Attention-DQN RPS Agent

An attention-based Deep Q-Network agent for playing Repeated Rock-Paper-Scissors (RRPS) using PyTorch and OpenSpiel.

Overview

This repo implements an agent to train a deep neural network model for Repeated Rock-Paper-Scissors against a pool of bots. The agent leverages a attention neural network to process long action histories and learns to adapt to various opponent strategies using prioritized experience replay.

Technical Details

Model Architecture

The agent uses a custom PyTorch model defined in model.py:

RPSDualHeadAttention:
- Input: Sequence of one-hot encoded action pairs (agent and opponent) over a configurable context window.
- Layers:
  - Linear projection from input dimension (2 * num_actions) to a hidden dimension.
****
In the Attention-DQN RPS agent description, which file defines the custom PyTorch model?

> **Recorded information**
****
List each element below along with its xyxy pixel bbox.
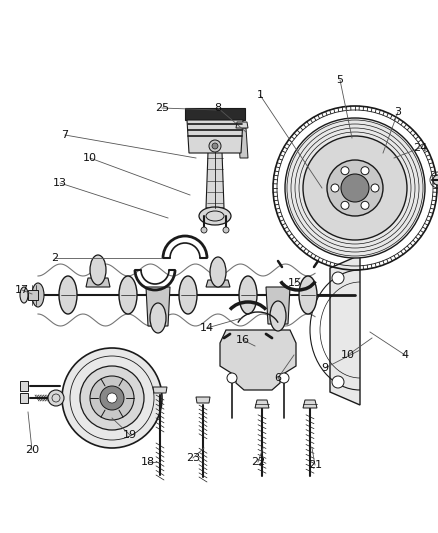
****
> **Final answer**
model.py